_Instruction_
Please retype the records below exactly, leaving out any pictures.

-- -- --

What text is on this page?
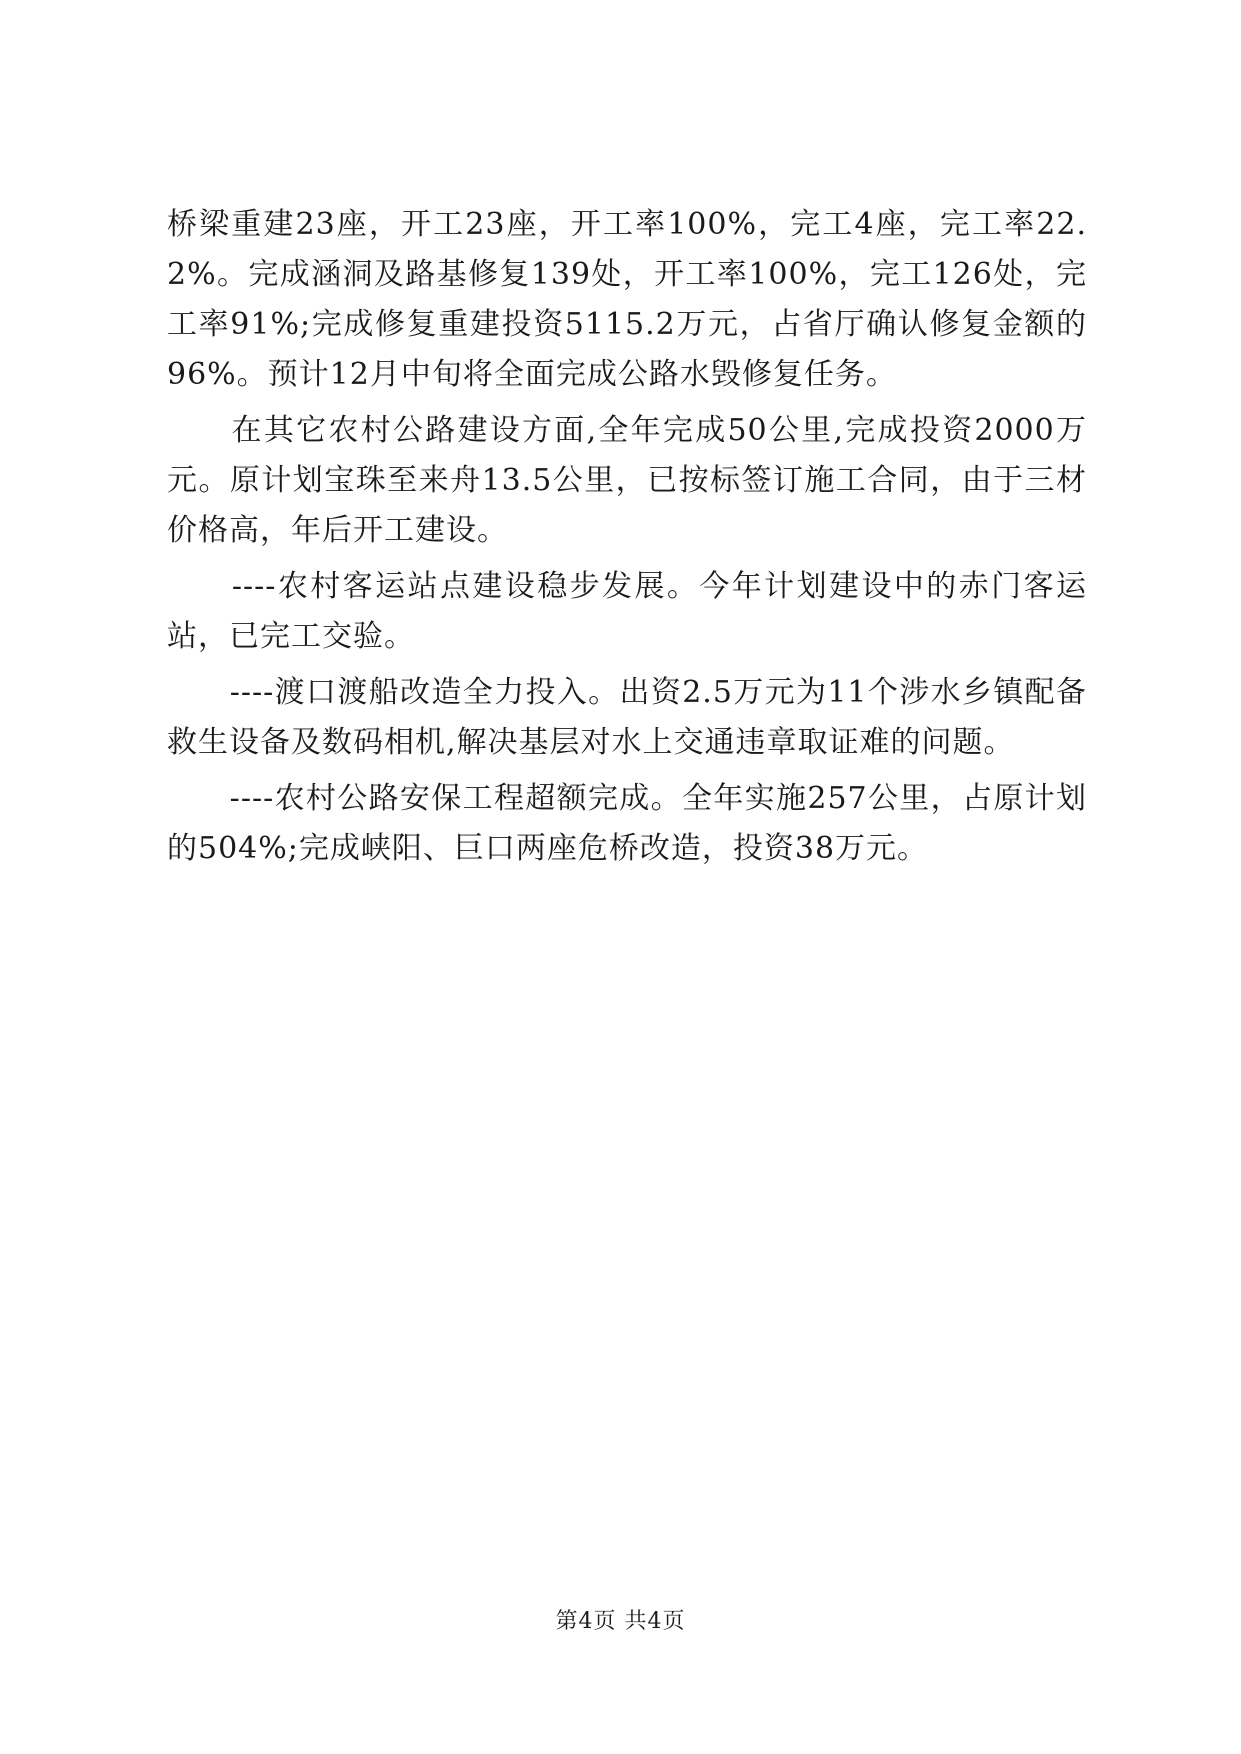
桥梁重建23座，开工23座，开工率100%，完工4座，完工率22.2%。完成涵洞及路基修复139处，开工率100%，完工126处，完工率91%;完成修复重建投资5115.2万元，占省厅确认修复金额的96%。预计12月中旬将全面完成公路水毁修复任务。

　　在其它农村公路建设方面,全年完成50公里,完成投资2000万元。原计划宝珠至来舟13.5公里，已按标签订施工合同，由于三材价格高，年后开工建设。

　　----农村客运站点建设稳步发展。今年计划建设中的赤门客运站，已完工交验。

　　----渡口渡船改造全力投入。出资2.5万元为11个涉水乡镇配备救生设备及数码相机,解决基层对水上交通违章取证难的问题。

　　----农村公路安保工程超额完成。全年实施257公里，占原计划的504%;完成峡阳、巨口两座危桥改造，投资38万元。

第4页 共4页
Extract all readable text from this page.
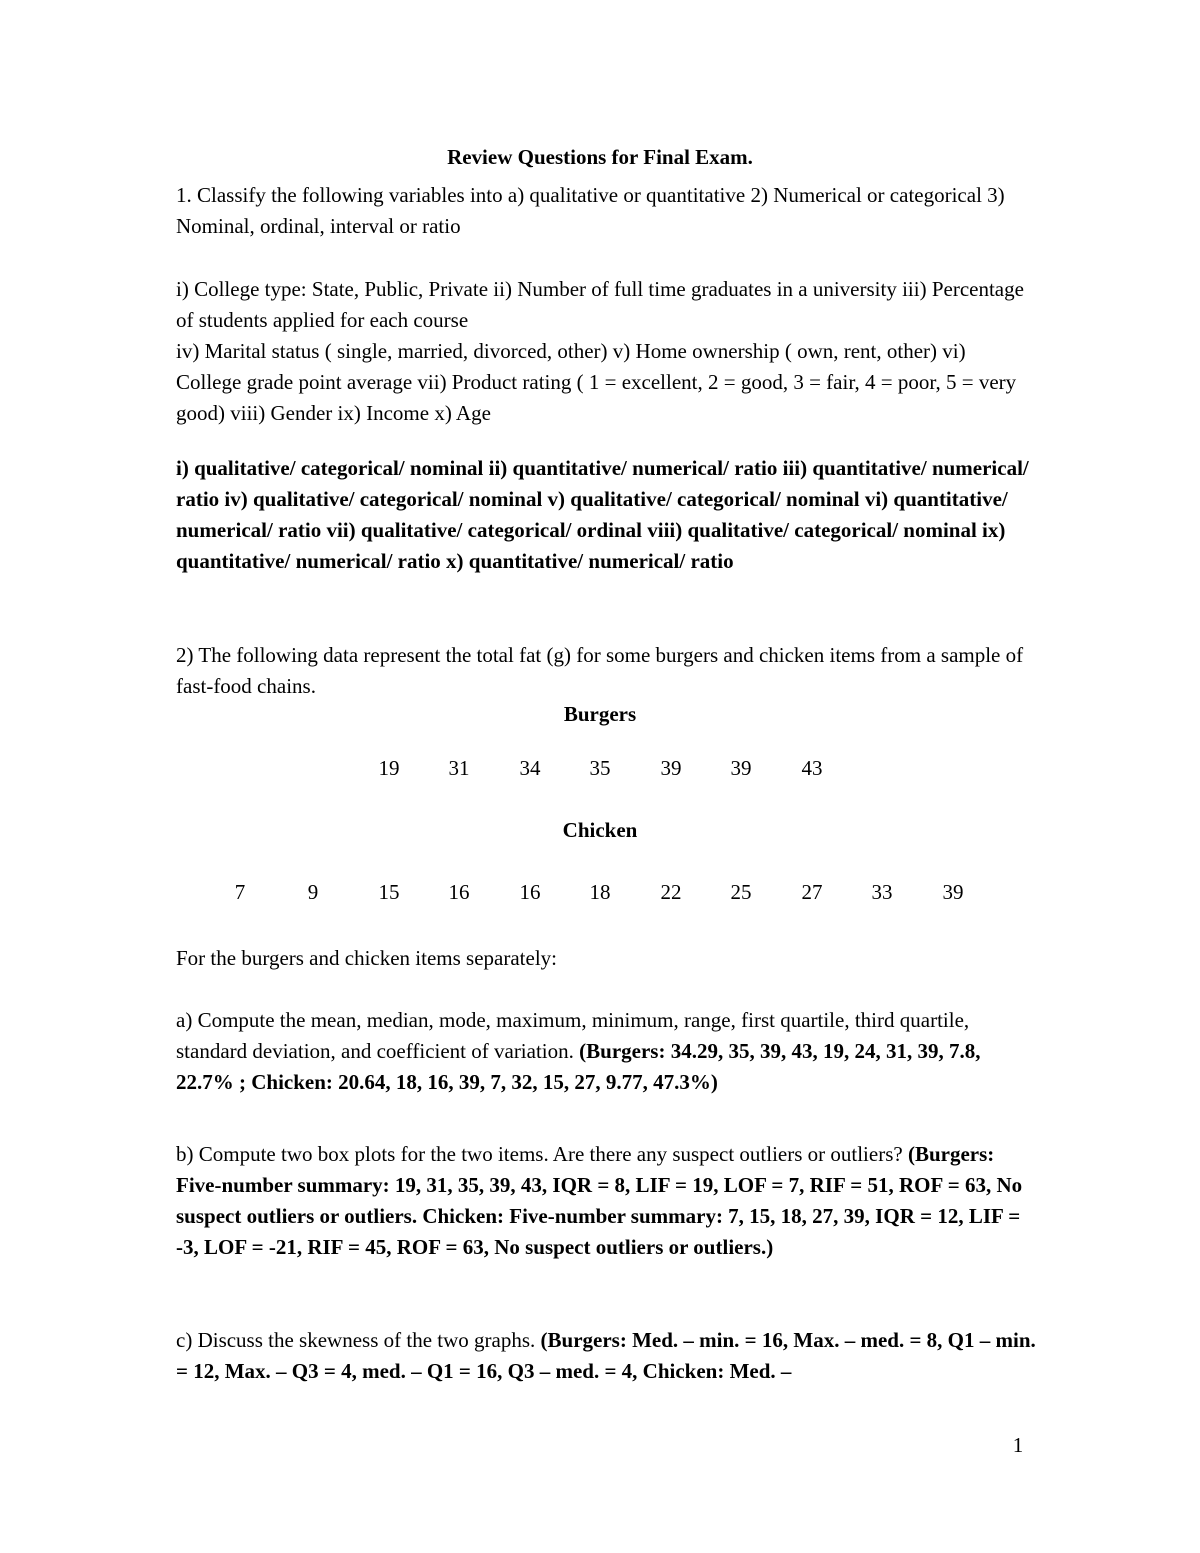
Review Questions for Final Exam.
1. Classify the following variables into a) qualitative or quantitative 2) Numerical or categorical 3) Nominal, ordinal, interval or ratio
i) College type: State, Public, Private ii) Number of full time graduates in a university iii) Percentage of students applied for each course
iv) Marital status ( single, married, divorced, other) v) Home ownership ( own, rent, other) vi) College grade point average vii) Product rating ( 1 = excellent, 2 = good, 3 = fair, 4 = poor, 5 = very good) viii) Gender ix) Income x) Age
i) qualitative/ categorical/ nominal ii) quantitative/ numerical/ ratio iii) quantitative/ numerical/ ratio iv) qualitative/ categorical/ nominal v) qualitative/ categorical/ nominal vi) quantitative/ numerical/ ratio vii) qualitative/ categorical/ ordinal viii) qualitative/ categorical/ nominal ix) quantitative/ numerical/ ratio x) quantitative/ numerical/ ratio
2) The following data represent the total fat (g) for some burgers and chicken items from a sample of fast-food chains.
Burgers
19	31	34	35	39	39	43
Chicken
7	9	15	16	16	18	22	25	27	33	39
For the burgers and chicken items separately:
a) Compute the mean, median, mode, maximum, minimum, range, first quartile, third quartile, standard deviation, and coefficient of variation. (Burgers: 34.29, 35, 39, 43, 19, 24, 31, 39, 7.8, 22.7% ; Chicken: 20.64, 18, 16, 39, 7, 32, 15, 27, 9.77, 47.3%)
b) Compute two box plots for the two items. Are there any suspect outliers or outliers? (Burgers: Five-number summary: 19, 31, 35, 39, 43, IQR = 8, LIF = 19, LOF = 7, RIF = 51, ROF = 63, No suspect outliers or outliers. Chicken: Five-number summary: 7, 15, 18, 27, 39, IQR = 12, LIF = -3, LOF = -21, RIF = 45, ROF = 63, No suspect outliers or outliers.)
c) Discuss the skewness of the two graphs. (Burgers: Med. – min. = 16, Max. – med. = 8, Q1 – min. = 12, Max. – Q3 = 4, med. – Q1 = 16, Q3 – med. = 4, Chicken: Med. –
1
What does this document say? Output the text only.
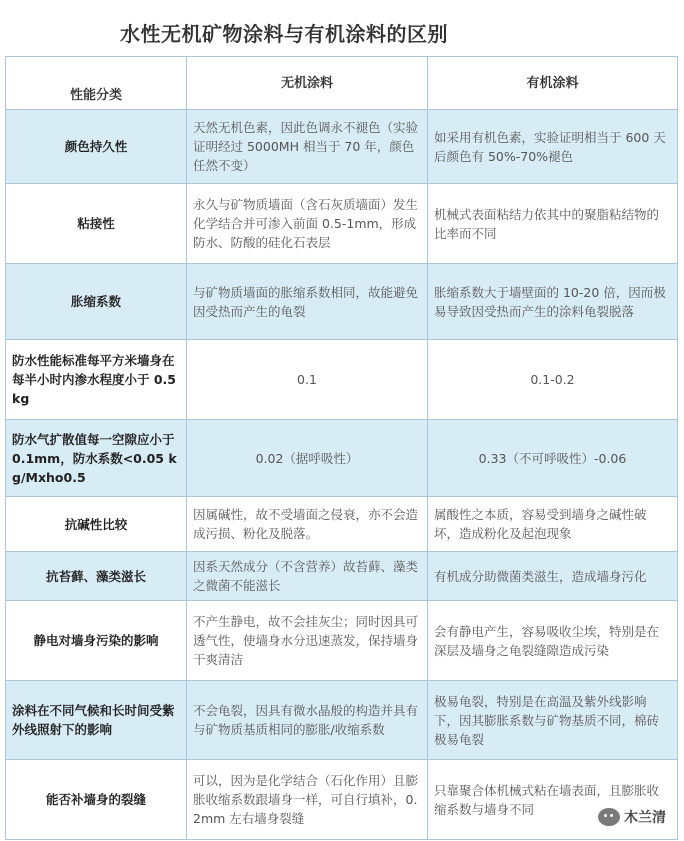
水性无机矿物涂料与有机涂料的区别
性能分类	无机涂料	有机涂料
颜色持久性	天然无机色素，因此色调永不褪色（实验证明经过 5000MH 相当于 70 年，颜色任然不变）	如采用有机色素，实验证明相当于 600 天后颜色有 50%-70%褪色
粘接性	永久与矿物质墙面（含石灰质墙面）发生化学结合并可渗入前面 0.5-1mm，形成防水、防酸的硅化石表层	机械式表面粘结力依其中的聚脂粘结物的比率而不同
胀缩系数	与矿物质墙面的胀缩系数相同，故能避免因受热而产生的龟裂	胀缩系数大于墙壁面的 10-20 倍，因而极易导致因受热而产生的涂料龟裂脱落
防水性能标准每平方米墙身在每半小时内渗水程度小于 0.5 kg	0.1	0.1-0.2
防水气扩散值每一空隙应小于 0.1mm，防水系数<0.05 kg/Mxho0.5	0.02（据呼吸性）	0.33（不可呼吸性）-0.06
抗碱性比较	因属碱性，故不受墙面之侵衰，亦不会造成污损、粉化及脱落。	属酸性之本质，容易受到墙身之碱性破坏，造成粉化及起泡现象
抗苔藓、藻类滋长	因系天然成分（不含营养）故苔藓、藻类之微菌不能滋长	有机成分助微菌类滋生，造成墙身污化
静电对墙身污染的影响	不产生静电，故不会挂灰尘；同时因具可透气性，使墙身水分迅速蒸发，保持墙身干爽清洁	会有静电产生，容易吸收尘埃，特别是在深层及墙身之龟裂缝隙造成污染
涂料在不同气候和长时间受紫外线照射下的影响	不会龟裂，因具有微水晶般的构造并具有与矿物质基质相同的膨胀/收缩系数	极易龟裂，特别是在高温及紫外线影响下，因其膨胀系数与矿物基质不同，棉砖极易龟裂
能否补墙身的裂缝	可以，因为是化学结合（石化作用）且膨胀收缩系数跟墙身一样，可自行填补，0.2mm 左右墙身裂缝	只靠聚合体机械式粘在墙表面，且膨胀收缩系数与墙身不同
木兰清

-- -- --

_Output of the task_
What text is on this page?
桥梁重建23座，开工23座，开工率100%，完工4座，完工率22.2%。完成涵洞及路基修复139处，开工率100%，完工126处，完工率91%;完成修复重建投资5115.2万元，占省厅确认修复金额的96%。预计12月中旬将全面完成公路水毁修复任务。

　　在其它农村公路建设方面,全年完成50公里,完成投资2000万元。原计划宝珠至来舟13.5公里，已按标签订施工合同，由于三材价格高，年后开工建设。

　　----农村客运站点建设稳步发展。今年计划建设中的赤门客运站，已完工交验。

　　----渡口渡船改造全力投入。出资2.5万元为11个涉水乡镇配备救生设备及数码相机,解决基层对水上交通违章取证难的问题。

　　----农村公路安保工程超额完成。全年实施257公里，占原计划的504%;完成峡阳、巨口两座危桥改造，投资38万元。

第4页 共4页
Extract all readable text from this page.
Review Questions for Final Exam.
1. Classify the following variables into a) qualitative or quantitative 2) Numerical or categorical 3) Nominal, ordinal, interval or ratio
i) College type: State, Public, Private ii) Number of full time graduates in a university iii) Percentage of students applied for each course
iv) Marital status ( single, married, divorced, other) v) Home ownership ( own, rent, other) vi) College grade point average vii) Product rating ( 1 = excellent, 2 = good, 3 = fair, 4 = poor, 5 = very good) viii) Gender ix) Income x) Age
i) qualitative/ categorical/ nominal ii) quantitative/ numerical/ ratio iii) quantitative/ numerical/ ratio iv) qualitative/ categorical/ nominal v) qualitative/ categorical/ nominal vi) quantitative/ numerical/ ratio vii) qualitative/ categorical/ ordinal viii) qualitative/ categorical/ nominal ix) quantitative/ numerical/ ratio x) quantitative/ numerical/ ratio
2) The following data represent the total fat (g) for some burgers and chicken items from a sample of fast-food chains.
Burgers
19	31	34	35	39	39	43
Chicken
7	9	15	16	16	18	22	25	27	33	39
For the burgers and chicken items separately:
a) Compute the mean, median, mode, maximum, minimum, range, first quartile, third quartile, standard deviation, and coefficient of variation. (Burgers: 34.29, 35, 39, 43, 19, 24, 31, 39, 7.8, 22.7% ; Chicken: 20.64, 18, 16, 39, 7, 32, 15, 27, 9.77, 47.3%)
b) Compute two box plots for the two items. Are there any suspect outliers or outliers? (Burgers: Five-number summary: 19, 31, 35, 39, 43, IQR = 8, LIF = 19, LOF = 7, RIF = 51, ROF = 63, No suspect outliers or outliers. Chicken: Five-number summary: 7, 15, 18, 27, 39, IQR = 12, LIF = -3, LOF = -21, RIF = 45, ROF = 63, No suspect outliers or outliers.)
c) Discuss the skewness of the two graphs. (Burgers: Med. – min. = 16, Max. – med. = 8, Q1 – min. = 12, Max. – Q3 = 4, med. – Q1 = 16, Q3 – med. = 4, Chicken: Med. –
1
What does this document say? Output the text only.
水性无机矿物涂料与有机涂料的区别
性能分类	无机涂料	有机涂料
颜色持久性	天然无机色素，因此色调永不褪色（实验证明经过 5000MH 相当于 70 年，颜色任然不变）	如采用有机色素，实验证明相当于 600 天后颜色有 50%-70%褪色
粘接性	永久与矿物质墙面（含石灰质墙面）发生化学结合并可渗入前面 0.5-1mm，形成防水、防酸的硅化石表层	机械式表面粘结力依其中的聚脂粘结物的比率而不同
胀缩系数	与矿物质墙面的胀缩系数相同，故能避免因受热而产生的龟裂	胀缩系数大于墙壁面的 10-20 倍，因而极易导致因受热而产生的涂料龟裂脱落
防水性能标准每平方米墙身在每半小时内渗水程度小于 0.5 kg	0.1	0.1-0.2
防水气扩散值每一空隙应小于 0.1mm，防水系数<0.05 kg/Mxho0.5	0.02（据呼吸性）	0.33（不可呼吸性）-0.06
抗碱性比较	因属碱性，故不受墙面之侵衰，亦不会造成污损、粉化及脱落。	属酸性之本质，容易受到墙身之碱性破坏，造成粉化及起泡现象
抗苔藓、藻类滋长	因系天然成分（不含营养）故苔藓、藻类之微菌不能滋长	有机成分助微菌类滋生，造成墙身污化
静电对墙身污染的影响	不产生静电，故不会挂灰尘；同时因具可透气性，使墙身水分迅速蒸发，保持墙身干爽清洁	会有静电产生，容易吸收尘埃，特别是在深层及墙身之龟裂缝隙造成污染
涂料在不同气候和长时间受紫外线照射下的影响	不会龟裂，因具有微水晶般的构造并具有与矿物质基质相同的膨胀/收缩系数	极易龟裂，特别是在高温及紫外线影响下，因其膨胀系数与矿物基质不同，棉砖极易龟裂
能否补墙身的裂缝	可以，因为是化学结合（石化作用）且膨胀收缩系数跟墙身一样，可自行填补，0.2mm 左右墙身裂缝	只靠聚合体机械式粘在墙表面，且膨胀收缩系数与墙身不同
木兰清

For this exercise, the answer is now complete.